Requirements: Give the listing again character for character, but drop the images.

Data provided:
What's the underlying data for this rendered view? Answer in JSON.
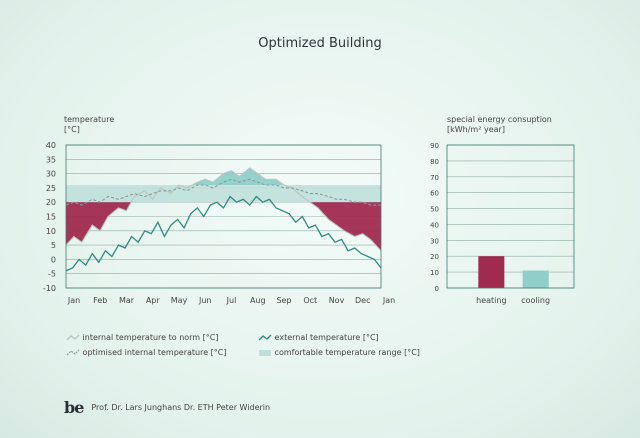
{
  "title": "Optimized Building",
  "chart_data": [
    {
      "type": "line",
      "ylabel_line1": "temperature",
      "ylabel_line2": "[°C]",
      "ylim": [
        -10,
        40
      ],
      "yticks": [
        "40",
        "35",
        "30",
        "25",
        "20",
        "15",
        "10",
        "5",
        "0",
        "-5",
        "-10"
      ],
      "categories": [
        "Jan",
        "Feb",
        "Mar",
        "Apr",
        "May",
        "Jun",
        "Jul",
        "Aug",
        "Sep",
        "Oct",
        "Nov",
        "Dec",
        "Jan"
      ],
      "comfort_range": [
        20,
        26
      ],
      "series": [
        {
          "name": "internal temperature to norm [°C]",
          "color": "#b9c6c3",
          "x": [
            0,
            0.3,
            0.6,
            1.0,
            1.3,
            1.6,
            2.0,
            2.3,
            2.6,
            3.0,
            3.3,
            3.6,
            4.0,
            4.3,
            4.6,
            5.0,
            5.3,
            5.6,
            6.0,
            6.3,
            6.6,
            7.0,
            7.3,
            7.6,
            8.0,
            8.3,
            8.6,
            9.0,
            9.3,
            9.6,
            10.0,
            10.3,
            10.6,
            11.0,
            11.3,
            11.6,
            12.0
          ],
          "y": [
            5,
            8,
            6,
            12,
            10,
            15,
            18,
            17,
            22,
            24,
            21,
            25,
            23,
            26,
            25,
            27,
            28,
            27,
            30,
            31,
            29,
            32,
            30,
            28,
            28,
            26,
            25,
            22,
            20,
            18,
            14,
            12,
            10,
            8,
            9,
            7,
            3
          ]
        },
        {
          "name": "optimised internal temperature [°C]",
          "color": "#8e9a97",
          "dash": true,
          "x": [
            0,
            0.3,
            0.6,
            1.0,
            1.3,
            1.6,
            2.0,
            2.3,
            2.6,
            3.0,
            3.3,
            3.6,
            4.0,
            4.3,
            4.6,
            5.0,
            5.3,
            5.6,
            6.0,
            6.3,
            6.6,
            7.0,
            7.3,
            7.6,
            8.0,
            8.3,
            8.6,
            9.0,
            9.3,
            9.6,
            10.0,
            10.3,
            10.6,
            11.0,
            11.3,
            11.6,
            12.0
          ],
          "y": [
            19,
            20,
            19,
            21,
            20,
            22,
            21,
            22,
            23,
            22,
            23,
            24,
            24,
            25,
            24,
            26,
            26,
            25,
            27,
            28,
            27,
            28,
            27,
            26,
            26,
            25,
            25,
            24,
            23,
            23,
            22,
            21,
            21,
            20,
            20,
            19,
            19
          ]
        },
        {
          "name": "external temperature [°C]",
          "color": "#2f8a7f",
          "x": [
            0,
            0.25,
            0.5,
            0.75,
            1.0,
            1.25,
            1.5,
            1.75,
            2.0,
            2.25,
            2.5,
            2.75,
            3.0,
            3.25,
            3.5,
            3.75,
            4.0,
            4.25,
            4.5,
            4.75,
            5.0,
            5.25,
            5.5,
            5.75,
            6.0,
            6.25,
            6.5,
            6.75,
            7.0,
            7.25,
            7.5,
            7.75,
            8.0,
            8.25,
            8.5,
            8.75,
            9.0,
            9.25,
            9.5,
            9.75,
            10.0,
            10.25,
            10.5,
            10.75,
            11.0,
            11.25,
            11.5,
            11.75,
            12.0
          ],
          "y": [
            -4,
            -3,
            0,
            -2,
            2,
            -1,
            3,
            1,
            5,
            4,
            8,
            6,
            10,
            9,
            13,
            8,
            12,
            14,
            11,
            16,
            18,
            15,
            19,
            20,
            18,
            22,
            20,
            21,
            19,
            22,
            20,
            21,
            18,
            17,
            16,
            13,
            15,
            11,
            12,
            8,
            9,
            6,
            7,
            3,
            4,
            2,
            1,
            0,
            -3
          ]
        }
      ],
      "heating_fill_color": "#a02a50",
      "cooling_fill_color": "#8fcfc8"
    },
    {
      "type": "bar",
      "ylabel_line1": "special energy consuption",
      "ylabel_line2": "[kWh/m² year]",
      "ylim": [
        0,
        90
      ],
      "yticks": [
        "90",
        "80",
        "70",
        "60",
        "50",
        "40",
        "30",
        "20",
        "10",
        "0"
      ],
      "categories": [
        "heating",
        "cooling"
      ],
      "values": [
        20,
        11
      ],
      "colors": [
        "#a02a50",
        "#8fcfc8"
      ]
    }
  ],
  "legend": {
    "item1": "internal temperature to norm [°C]",
    "item2": "optimised internal temperature [°C]",
    "item3": "external temperature [°C]",
    "item4": "comfortable temperature range [°C]"
  },
  "footer": {
    "logo": "be",
    "credits": "Prof. Dr. Lars Junghans  Dr. ETH Peter Widerin"
  }
}
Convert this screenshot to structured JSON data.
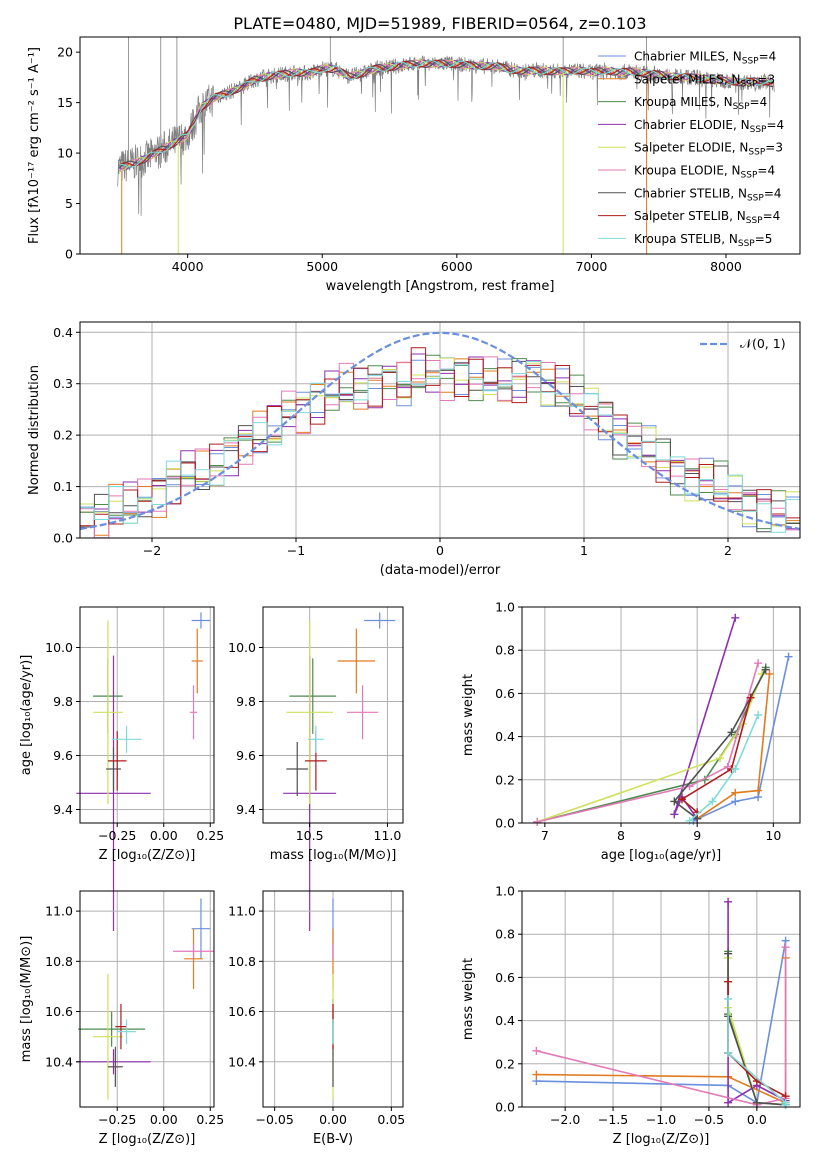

Output:
What's the underlying data for this rendered view? Answer in JSON.
{
  "title": "Optimized Building",
  "chart_data": [
    {
      "type": "line",
      "ylabel_line1": "temperature",
      "ylabel_line2": "[°C]",
      "ylim": [
        -10,
        40
      ],
      "yticks": [
        "40",
        "35",
        "30",
        "25",
        "20",
        "15",
        "10",
        "5",
        "0",
        "-5",
        "-10"
      ],
      "categories": [
        "Jan",
        "Feb",
        "Mar",
        "Apr",
        "May",
        "Jun",
        "Jul",
        "Aug",
        "Sep",
        "Oct",
        "Nov",
        "Dec",
        "Jan"
      ],
      "comfort_range": [
        20,
        26
      ],
      "series": [
        {
          "name": "internal temperature to norm [°C]",
          "color": "#b9c6c3",
          "x": [
            0,
            0.3,
            0.6,
            1.0,
            1.3,
            1.6,
            2.0,
            2.3,
            2.6,
            3.0,
            3.3,
            3.6,
            4.0,
            4.3,
            4.6,
            5.0,
            5.3,
            5.6,
            6.0,
            6.3,
            6.6,
            7.0,
            7.3,
            7.6,
            8.0,
            8.3,
            8.6,
            9.0,
            9.3,
            9.6,
            10.0,
            10.3,
            10.6,
            11.0,
            11.3,
            11.6,
            12.0
          ],
          "y": [
            5,
            8,
            6,
            12,
            10,
            15,
            18,
            17,
            22,
            24,
            21,
            25,
            23,
            26,
            25,
            27,
            28,
            27,
            30,
            31,
            29,
            32,
            30,
            28,
            28,
            26,
            25,
            22,
            20,
            18,
            14,
            12,
            10,
            8,
            9,
            7,
            3
          ]
        },
        {
          "name": "optimised internal temperature [°C]",
          "color": "#8e9a97",
          "dash": true,
          "x": [
            0,
            0.3,
            0.6,
            1.0,
            1.3,
            1.6,
            2.0,
            2.3,
            2.6,
            3.0,
            3.3,
            3.6,
            4.0,
            4.3,
            4.6,
            5.0,
            5.3,
            5.6,
            6.0,
            6.3,
            6.6,
            7.0,
            7.3,
            7.6,
            8.0,
            8.3,
            8.6,
            9.0,
            9.3,
            9.6,
            10.0,
            10.3,
            10.6,
            11.0,
            11.3,
            11.6,
            12.0
          ],
          "y": [
            19,
            20,
            19,
            21,
            20,
            22,
            21,
            22,
            23,
            22,
            23,
            24,
            24,
            25,
            24,
            26,
            26,
            25,
            27,
            28,
            27,
            28,
            27,
            26,
            26,
            25,
            25,
            24,
            23,
            23,
            22,
            21,
            21,
            20,
            20,
            19,
            19
          ]
        },
        {
          "name": "external temperature [°C]",
          "color": "#2f8a7f",
          "x": [
            0,
            0.25,
            0.5,
            0.75,
            1.0,
            1.25,
            1.5,
            1.75,
            2.0,
            2.25,
            2.5,
            2.75,
            3.0,
            3.25,
            3.5,
            3.75,
            4.0,
            4.25,
            4.5,
            4.75,
            5.0,
            5.25,
            5.5,
            5.75,
            6.0,
            6.25,
            6.5,
            6.75,
            7.0,
            7.25,
            7.5,
            7.75,
            8.0,
            8.25,
            8.5,
            8.75,
            9.0,
            9.25,
            9.5,
            9.75,
            10.0,
            10.25,
            10.5,
            10.75,
            11.0,
            11.25,
            11.5,
            11.75,
            12.0
          ],
          "y": [
            -4,
            -3,
            0,
            -2,
            2,
            -1,
            3,
            1,
            5,
            4,
            8,
            6,
            10,
            9,
            13,
            8,
            12,
            14,
            11,
            16,
            18,
            15,
            19,
            20,
            18,
            22,
            20,
            21,
            19,
            22,
            20,
            21,
            18,
            17,
            16,
            13,
            15,
            11,
            12,
            8,
            9,
            6,
            7,
            3,
            4,
            2,
            1,
            0,
            -3
          ]
        }
      ],
      "heating_fill_color": "#a02a50",
      "cooling_fill_color": "#8fcfc8"
    },
    {
      "type": "bar",
      "ylabel_line1": "special energy consuption",
      "ylabel_line2": "[kWh/m² year]",
      "ylim": [
        0,
        90
      ],
      "yticks": [
        "90",
        "80",
        "70",
        "60",
        "50",
        "40",
        "30",
        "20",
        "10",
        "0"
      ],
      "categories": [
        "heating",
        "cooling"
      ],
      "values": [
        20,
        11
      ],
      "colors": [
        "#a02a50",
        "#8fcfc8"
      ]
    }
  ],
  "legend": {
    "item1": "internal temperature to norm [°C]",
    "item2": "optimised internal temperature [°C]",
    "item3": "external temperature [°C]",
    "item4": "comfortable temperature range [°C]"
  },
  "footer": {
    "logo": "be",
    "credits": "Prof. Dr. Lars Junghans  Dr. ETH Peter Widerin"
  }
}
Convert this screenshot to structured JSON data.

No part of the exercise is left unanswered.